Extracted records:
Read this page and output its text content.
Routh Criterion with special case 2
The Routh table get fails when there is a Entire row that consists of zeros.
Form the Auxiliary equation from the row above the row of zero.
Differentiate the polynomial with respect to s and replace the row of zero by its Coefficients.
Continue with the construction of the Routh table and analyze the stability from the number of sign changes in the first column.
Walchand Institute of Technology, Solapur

STATED GOAL: Retype all of the entries precisely as they are.

WRITTEN REPLY:
Read this page and output its text content.
Routh Criterion with special case 2
The Routh table get fails when there is a Entire row that consists of zeros.
Form the Auxiliary equation from the row above the row of zero.
Differentiate the polynomial with respect to s and replace the row of zero by its Coefficients.
Continue with the construction of the Routh table and analyze the stability from the number of sign changes in the first column.
Walchand Institute of Technology, Solapur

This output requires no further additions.